--- Task statement ---
Reproduce all entries precisely, down to the last character.

________________________________________

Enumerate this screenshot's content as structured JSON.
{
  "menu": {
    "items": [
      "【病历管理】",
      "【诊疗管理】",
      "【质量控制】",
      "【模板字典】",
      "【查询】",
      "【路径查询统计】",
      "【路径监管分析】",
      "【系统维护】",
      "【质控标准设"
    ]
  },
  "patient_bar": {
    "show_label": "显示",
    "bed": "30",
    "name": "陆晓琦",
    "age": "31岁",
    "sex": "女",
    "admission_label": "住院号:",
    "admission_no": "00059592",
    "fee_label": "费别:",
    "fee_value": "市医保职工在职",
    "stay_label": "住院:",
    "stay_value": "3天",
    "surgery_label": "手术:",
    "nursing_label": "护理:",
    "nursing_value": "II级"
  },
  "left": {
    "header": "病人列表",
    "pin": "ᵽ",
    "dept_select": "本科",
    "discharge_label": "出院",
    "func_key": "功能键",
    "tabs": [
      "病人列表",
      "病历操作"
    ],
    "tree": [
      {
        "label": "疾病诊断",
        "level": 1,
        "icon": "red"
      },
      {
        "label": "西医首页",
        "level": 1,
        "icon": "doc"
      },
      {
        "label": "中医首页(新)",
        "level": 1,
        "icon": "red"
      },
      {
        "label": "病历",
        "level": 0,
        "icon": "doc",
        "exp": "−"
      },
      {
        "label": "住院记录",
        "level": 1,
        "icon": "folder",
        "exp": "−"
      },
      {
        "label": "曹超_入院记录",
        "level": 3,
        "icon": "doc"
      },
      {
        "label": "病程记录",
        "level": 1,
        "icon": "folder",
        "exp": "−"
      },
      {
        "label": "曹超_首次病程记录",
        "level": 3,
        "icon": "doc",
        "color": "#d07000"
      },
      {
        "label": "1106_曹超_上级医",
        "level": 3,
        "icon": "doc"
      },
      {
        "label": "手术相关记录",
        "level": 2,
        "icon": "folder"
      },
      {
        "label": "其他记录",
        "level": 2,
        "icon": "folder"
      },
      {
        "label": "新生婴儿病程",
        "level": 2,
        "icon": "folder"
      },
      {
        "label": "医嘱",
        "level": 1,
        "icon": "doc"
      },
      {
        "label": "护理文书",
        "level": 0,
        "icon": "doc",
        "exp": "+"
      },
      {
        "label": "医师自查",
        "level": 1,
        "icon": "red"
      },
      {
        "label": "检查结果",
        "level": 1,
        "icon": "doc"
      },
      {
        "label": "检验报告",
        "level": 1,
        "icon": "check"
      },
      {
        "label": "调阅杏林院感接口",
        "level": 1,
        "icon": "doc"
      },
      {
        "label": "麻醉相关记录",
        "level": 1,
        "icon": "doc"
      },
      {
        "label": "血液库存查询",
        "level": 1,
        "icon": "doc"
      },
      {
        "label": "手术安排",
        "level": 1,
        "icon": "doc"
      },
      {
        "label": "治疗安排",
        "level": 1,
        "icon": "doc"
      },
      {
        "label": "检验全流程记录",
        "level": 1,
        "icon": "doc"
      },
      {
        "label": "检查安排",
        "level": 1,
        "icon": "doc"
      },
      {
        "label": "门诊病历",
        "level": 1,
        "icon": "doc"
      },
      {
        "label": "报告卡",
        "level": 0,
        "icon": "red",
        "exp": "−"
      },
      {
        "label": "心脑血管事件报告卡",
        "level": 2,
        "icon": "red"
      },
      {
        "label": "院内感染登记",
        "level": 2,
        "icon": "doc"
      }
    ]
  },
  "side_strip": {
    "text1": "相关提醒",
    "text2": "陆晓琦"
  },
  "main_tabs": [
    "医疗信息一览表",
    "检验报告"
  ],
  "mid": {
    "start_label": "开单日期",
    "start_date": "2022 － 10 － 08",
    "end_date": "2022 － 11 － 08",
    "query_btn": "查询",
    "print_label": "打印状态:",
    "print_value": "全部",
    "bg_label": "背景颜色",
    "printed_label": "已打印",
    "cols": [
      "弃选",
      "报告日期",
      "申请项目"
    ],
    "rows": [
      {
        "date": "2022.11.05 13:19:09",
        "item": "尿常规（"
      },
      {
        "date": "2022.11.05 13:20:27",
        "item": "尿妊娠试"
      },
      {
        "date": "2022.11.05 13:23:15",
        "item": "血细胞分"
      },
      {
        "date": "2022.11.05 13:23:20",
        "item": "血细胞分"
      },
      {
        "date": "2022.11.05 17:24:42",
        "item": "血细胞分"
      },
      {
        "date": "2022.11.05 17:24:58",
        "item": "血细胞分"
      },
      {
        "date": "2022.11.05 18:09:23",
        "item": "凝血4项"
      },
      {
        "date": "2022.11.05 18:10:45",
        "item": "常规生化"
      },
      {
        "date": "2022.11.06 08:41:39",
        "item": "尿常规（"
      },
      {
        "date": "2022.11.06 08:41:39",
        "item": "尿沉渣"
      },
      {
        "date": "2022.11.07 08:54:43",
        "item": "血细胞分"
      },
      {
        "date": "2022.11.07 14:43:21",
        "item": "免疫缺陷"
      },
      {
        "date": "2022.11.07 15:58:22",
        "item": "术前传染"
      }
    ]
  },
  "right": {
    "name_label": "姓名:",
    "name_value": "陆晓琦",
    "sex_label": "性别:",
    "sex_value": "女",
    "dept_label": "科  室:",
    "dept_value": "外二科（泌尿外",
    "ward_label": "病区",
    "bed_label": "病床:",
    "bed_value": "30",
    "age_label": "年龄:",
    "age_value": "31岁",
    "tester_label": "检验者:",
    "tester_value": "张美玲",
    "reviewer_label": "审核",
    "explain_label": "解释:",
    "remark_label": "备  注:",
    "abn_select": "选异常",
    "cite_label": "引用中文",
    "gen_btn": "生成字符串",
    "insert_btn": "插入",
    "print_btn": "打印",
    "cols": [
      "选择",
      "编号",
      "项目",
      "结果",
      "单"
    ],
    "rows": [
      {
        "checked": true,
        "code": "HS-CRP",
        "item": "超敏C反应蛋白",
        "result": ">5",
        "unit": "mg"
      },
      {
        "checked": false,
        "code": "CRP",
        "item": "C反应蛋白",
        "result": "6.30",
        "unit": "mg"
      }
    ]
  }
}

________________________________________

--- Response below ---
Enumerate this screenshot's content as structured JSON.
{
  "menu": {
    "items": [
      "【病历管理】",
      "【诊疗管理】",
      "【质量控制】",
      "【模板字典】",
      "【查询】",
      "【路径查询统计】",
      "【路径监管分析】",
      "【系统维护】",
      "【质控标准设"
    ]
  },
  "patient_bar": {
    "show_label": "显示",
    "bed": "30",
    "name": "陆晓琦",
    "age": "31岁",
    "sex": "女",
    "admission_label": "住院号:",
    "admission_no": "00059592",
    "fee_label": "费别:",
    "fee_value": "市医保职工在职",
    "stay_label": "住院:",
    "stay_value": "3天",
    "surgery_label": "手术:",
    "nursing_label": "护理:",
    "nursing_value": "II级"
  },
  "left": {
    "header": "病人列表",
    "pin": "ᵽ",
    "dept_select": "本科",
    "discharge_label": "出院",
    "func_key": "功能键",
    "tabs": [
      "病人列表",
      "病历操作"
    ],
    "tree": [
      {
        "label": "疾病诊断",
        "level": 1,
        "icon": "red"
      },
      {
        "label": "西医首页",
        "level": 1,
        "icon": "doc"
      },
      {
        "label": "中医首页(新)",
        "level": 1,
        "icon": "red"
      },
      {
        "label": "病历",
        "level": 0,
        "icon": "doc",
        "exp": "−"
      },
      {
        "label": "住院记录",
        "level": 1,
        "icon": "folder",
        "exp": "−"
      },
      {
        "label": "曹超_入院记录",
        "level": 3,
        "icon": "doc"
      },
      {
        "label": "病程记录",
        "level": 1,
        "icon": "folder",
        "exp": "−"
      },
      {
        "label": "曹超_首次病程记录",
        "level": 3,
        "icon": "doc",
        "color": "#d07000"
      },
      {
        "label": "1106_曹超_上级医",
        "level": 3,
        "icon": "doc"
      },
      {
        "label": "手术相关记录",
        "level": 2,
        "icon": "folder"
      },
      {
        "label": "其他记录",
        "level": 2,
        "icon": "folder"
      },
      {
        "label": "新生婴儿病程",
        "level": 2,
        "icon": "folder"
      },
      {
        "label": "医嘱",
        "level": 1,
        "icon": "doc"
      },
      {
        "label": "护理文书",
        "level": 0,
        "icon": "doc",
        "exp": "+"
      },
      {
        "label": "医师自查",
        "level": 1,
        "icon": "red"
      },
      {
        "label": "检查结果",
        "level": 1,
        "icon": "doc"
      },
      {
        "label": "检验报告",
        "level": 1,
        "icon": "check"
      },
      {
        "label": "调阅杏林院感接口",
        "level": 1,
        "icon": "doc"
      },
      {
        "label": "麻醉相关记录",
        "level": 1,
        "icon": "doc"
      },
      {
        "label": "血液库存查询",
        "level": 1,
        "icon": "doc"
      },
      {
        "label": "手术安排",
        "level": 1,
        "icon": "doc"
      },
      {
        "label": "治疗安排",
        "level": 1,
        "icon": "doc"
      },
      {
        "label": "检验全流程记录",
        "level": 1,
        "icon": "doc"
      },
      {
        "label": "检查安排",
        "level": 1,
        "icon": "doc"
      },
      {
        "label": "门诊病历",
        "level": 1,
        "icon": "doc"
      },
      {
        "label": "报告卡",
        "level": 0,
        "icon": "red",
        "exp": "−"
      },
      {
        "label": "心脑血管事件报告卡",
        "level": 2,
        "icon": "red"
      },
      {
        "label": "院内感染登记",
        "level": 2,
        "icon": "doc"
      }
    ]
  },
  "side_strip": {
    "text1": "相关提醒",
    "text2": "陆晓琦"
  },
  "main_tabs": [
    "医疗信息一览表",
    "检验报告"
  ],
  "mid": {
    "start_label": "开单日期",
    "start_date": "2022 － 10 － 08",
    "end_date": "2022 － 11 － 08",
    "query_btn": "查询",
    "print_label": "打印状态:",
    "print_value": "全部",
    "bg_label": "背景颜色",
    "printed_label": "已打印",
    "cols": [
      "弃选",
      "报告日期",
      "申请项目"
    ],
    "rows": [
      {
        "date": "2022.11.05 13:19:09",
        "item": "尿常规（"
      },
      {
        "date": "2022.11.05 13:20:27",
        "item": "尿妊娠试"
      },
      {
        "date": "2022.11.05 13:23:15",
        "item": "血细胞分"
      },
      {
        "date": "2022.11.05 13:23:20",
        "item": "血细胞分"
      },
      {
        "date": "2022.11.05 17:24:42",
        "item": "血细胞分"
      },
      {
        "date": "2022.11.05 17:24:58",
        "item": "血细胞分"
      },
      {
        "date": "2022.11.05 18:09:23",
        "item": "凝血4项"
      },
      {
        "date": "2022.11.05 18:10:45",
        "item": "常规生化"
      },
      {
        "date": "2022.11.06 08:41:39",
        "item": "尿常规（"
      },
      {
        "date": "2022.11.06 08:41:39",
        "item": "尿沉渣"
      },
      {
        "date": "2022.11.07 08:54:43",
        "item": "血细胞分"
      },
      {
        "date": "2022.11.07 14:43:21",
        "item": "免疫缺陷"
      },
      {
        "date": "2022.11.07 15:58:22",
        "item": "术前传染"
      }
    ]
  },
  "right": {
    "name_label": "姓名:",
    "name_value": "陆晓琦",
    "sex_label": "性别:",
    "sex_value": "女",
    "dept_label": "科  室:",
    "dept_value": "外二科（泌尿外",
    "ward_label": "病区",
    "bed_label": "病床:",
    "bed_value": "30",
    "age_label": "年龄:",
    "age_value": "31岁",
    "tester_label": "检验者:",
    "tester_value": "张美玲",
    "reviewer_label": "审核",
    "explain_label": "解释:",
    "remark_label": "备  注:",
    "abn_select": "选异常",
    "cite_label": "引用中文",
    "gen_btn": "生成字符串",
    "insert_btn": "插入",
    "print_btn": "打印",
    "cols": [
      "选择",
      "编号",
      "项目",
      "结果",
      "单"
    ],
    "rows": [
      {
        "checked": true,
        "code": "HS-CRP",
        "item": "超敏C反应蛋白",
        "result": ">5",
        "unit": "mg"
      },
      {
        "checked": false,
        "code": "CRP",
        "item": "C反应蛋白",
        "result": "6.30",
        "unit": "mg"
      }
    ]
  }
}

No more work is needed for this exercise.